Set exercise:
Bring together all lines of the material below that contain the string "name".

[Data entries]
○ ○ ○ ○ ○ ○ ○

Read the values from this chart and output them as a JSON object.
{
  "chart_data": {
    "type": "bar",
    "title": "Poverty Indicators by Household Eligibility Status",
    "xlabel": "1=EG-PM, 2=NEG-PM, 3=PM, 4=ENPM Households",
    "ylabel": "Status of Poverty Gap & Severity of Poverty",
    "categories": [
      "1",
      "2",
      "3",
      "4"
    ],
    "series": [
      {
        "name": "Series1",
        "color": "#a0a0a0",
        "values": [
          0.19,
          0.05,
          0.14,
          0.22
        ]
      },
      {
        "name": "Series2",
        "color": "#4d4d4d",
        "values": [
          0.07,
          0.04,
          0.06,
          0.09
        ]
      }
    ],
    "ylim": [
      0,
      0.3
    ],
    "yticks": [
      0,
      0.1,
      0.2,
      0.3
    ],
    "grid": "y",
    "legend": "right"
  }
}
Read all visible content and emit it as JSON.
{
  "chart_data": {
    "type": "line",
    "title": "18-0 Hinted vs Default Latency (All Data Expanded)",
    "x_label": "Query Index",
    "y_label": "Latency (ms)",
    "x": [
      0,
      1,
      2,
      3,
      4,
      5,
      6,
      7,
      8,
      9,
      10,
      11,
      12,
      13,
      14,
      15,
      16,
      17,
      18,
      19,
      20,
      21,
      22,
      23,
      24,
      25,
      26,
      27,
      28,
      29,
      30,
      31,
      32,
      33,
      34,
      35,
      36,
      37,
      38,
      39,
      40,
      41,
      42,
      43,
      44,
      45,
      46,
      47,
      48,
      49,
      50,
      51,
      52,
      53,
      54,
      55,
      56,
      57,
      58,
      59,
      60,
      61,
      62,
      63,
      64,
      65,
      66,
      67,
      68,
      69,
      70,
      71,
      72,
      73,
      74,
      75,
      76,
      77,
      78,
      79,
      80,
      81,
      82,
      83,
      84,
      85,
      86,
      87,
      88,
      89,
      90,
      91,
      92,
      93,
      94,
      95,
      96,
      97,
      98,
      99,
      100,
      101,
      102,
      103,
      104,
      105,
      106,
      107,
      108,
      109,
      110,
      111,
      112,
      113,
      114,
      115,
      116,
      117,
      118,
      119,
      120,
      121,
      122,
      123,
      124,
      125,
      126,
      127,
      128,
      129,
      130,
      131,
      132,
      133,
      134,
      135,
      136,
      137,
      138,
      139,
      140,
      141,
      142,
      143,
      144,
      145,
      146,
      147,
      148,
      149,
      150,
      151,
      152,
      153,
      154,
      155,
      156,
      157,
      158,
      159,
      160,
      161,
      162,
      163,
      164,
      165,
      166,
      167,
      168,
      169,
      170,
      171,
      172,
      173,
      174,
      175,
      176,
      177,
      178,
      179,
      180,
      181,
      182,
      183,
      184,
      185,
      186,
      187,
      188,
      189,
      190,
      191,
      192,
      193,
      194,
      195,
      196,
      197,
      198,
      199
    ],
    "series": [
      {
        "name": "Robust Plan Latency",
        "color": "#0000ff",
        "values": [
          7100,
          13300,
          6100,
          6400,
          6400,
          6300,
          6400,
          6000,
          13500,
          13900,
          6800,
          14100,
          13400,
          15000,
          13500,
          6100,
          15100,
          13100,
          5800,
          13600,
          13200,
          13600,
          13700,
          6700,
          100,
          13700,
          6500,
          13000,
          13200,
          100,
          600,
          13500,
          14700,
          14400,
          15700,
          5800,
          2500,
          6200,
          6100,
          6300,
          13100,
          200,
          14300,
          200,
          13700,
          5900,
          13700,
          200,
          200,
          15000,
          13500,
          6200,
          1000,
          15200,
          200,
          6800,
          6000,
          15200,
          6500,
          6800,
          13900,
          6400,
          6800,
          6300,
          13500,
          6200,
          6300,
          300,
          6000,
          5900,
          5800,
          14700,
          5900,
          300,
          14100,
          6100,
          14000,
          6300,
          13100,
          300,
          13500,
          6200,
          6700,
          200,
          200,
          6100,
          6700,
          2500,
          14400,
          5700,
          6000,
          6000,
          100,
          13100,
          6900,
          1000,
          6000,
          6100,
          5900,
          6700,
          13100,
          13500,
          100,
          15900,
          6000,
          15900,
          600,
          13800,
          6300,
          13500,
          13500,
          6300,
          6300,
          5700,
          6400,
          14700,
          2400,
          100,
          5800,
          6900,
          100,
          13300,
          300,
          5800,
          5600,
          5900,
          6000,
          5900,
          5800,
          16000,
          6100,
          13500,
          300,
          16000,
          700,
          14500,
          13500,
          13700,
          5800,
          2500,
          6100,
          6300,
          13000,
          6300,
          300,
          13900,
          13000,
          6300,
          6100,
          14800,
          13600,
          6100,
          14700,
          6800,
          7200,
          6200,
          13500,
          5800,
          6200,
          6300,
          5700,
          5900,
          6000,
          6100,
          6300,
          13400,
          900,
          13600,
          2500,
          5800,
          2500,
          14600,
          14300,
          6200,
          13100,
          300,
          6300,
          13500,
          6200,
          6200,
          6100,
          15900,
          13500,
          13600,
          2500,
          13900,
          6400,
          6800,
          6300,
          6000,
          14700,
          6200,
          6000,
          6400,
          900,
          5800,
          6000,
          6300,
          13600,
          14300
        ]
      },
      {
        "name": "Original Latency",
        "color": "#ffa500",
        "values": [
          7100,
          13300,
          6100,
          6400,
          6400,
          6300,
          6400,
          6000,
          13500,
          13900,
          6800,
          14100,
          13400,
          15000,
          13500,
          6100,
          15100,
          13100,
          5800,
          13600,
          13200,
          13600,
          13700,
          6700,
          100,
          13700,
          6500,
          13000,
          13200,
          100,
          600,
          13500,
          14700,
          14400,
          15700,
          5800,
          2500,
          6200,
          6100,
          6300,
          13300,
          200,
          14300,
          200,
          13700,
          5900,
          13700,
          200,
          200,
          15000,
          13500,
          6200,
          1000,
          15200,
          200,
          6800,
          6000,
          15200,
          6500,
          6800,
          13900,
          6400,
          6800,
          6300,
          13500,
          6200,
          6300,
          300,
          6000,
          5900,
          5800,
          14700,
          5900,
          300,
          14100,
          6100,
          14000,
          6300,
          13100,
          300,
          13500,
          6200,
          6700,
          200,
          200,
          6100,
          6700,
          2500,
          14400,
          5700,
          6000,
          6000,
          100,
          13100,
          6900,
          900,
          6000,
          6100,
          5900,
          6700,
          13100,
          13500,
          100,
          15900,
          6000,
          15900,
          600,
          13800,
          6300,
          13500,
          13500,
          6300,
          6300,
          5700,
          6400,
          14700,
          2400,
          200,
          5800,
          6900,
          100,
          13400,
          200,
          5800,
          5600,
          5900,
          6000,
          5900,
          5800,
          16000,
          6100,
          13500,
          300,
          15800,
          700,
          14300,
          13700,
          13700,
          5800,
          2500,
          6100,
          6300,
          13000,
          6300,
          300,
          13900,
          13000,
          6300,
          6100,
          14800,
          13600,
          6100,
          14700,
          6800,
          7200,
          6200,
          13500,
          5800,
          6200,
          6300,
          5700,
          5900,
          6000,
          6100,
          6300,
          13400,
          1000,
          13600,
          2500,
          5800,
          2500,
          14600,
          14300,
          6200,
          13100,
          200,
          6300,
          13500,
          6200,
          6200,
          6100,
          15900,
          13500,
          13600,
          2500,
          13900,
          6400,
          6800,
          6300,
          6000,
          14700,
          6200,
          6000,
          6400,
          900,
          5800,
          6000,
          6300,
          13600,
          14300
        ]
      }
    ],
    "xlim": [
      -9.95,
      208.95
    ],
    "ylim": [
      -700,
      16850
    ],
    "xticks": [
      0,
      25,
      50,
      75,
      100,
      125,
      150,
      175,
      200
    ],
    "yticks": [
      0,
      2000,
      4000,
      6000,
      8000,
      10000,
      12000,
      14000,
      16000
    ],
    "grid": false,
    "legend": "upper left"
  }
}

○ ○ ○ ○ ○ ○ ○

Exercise response:
        "name": "Series1",
        "name": "Series2",
        "name": "Robust Plan Latency",
        "name": "Original Latency",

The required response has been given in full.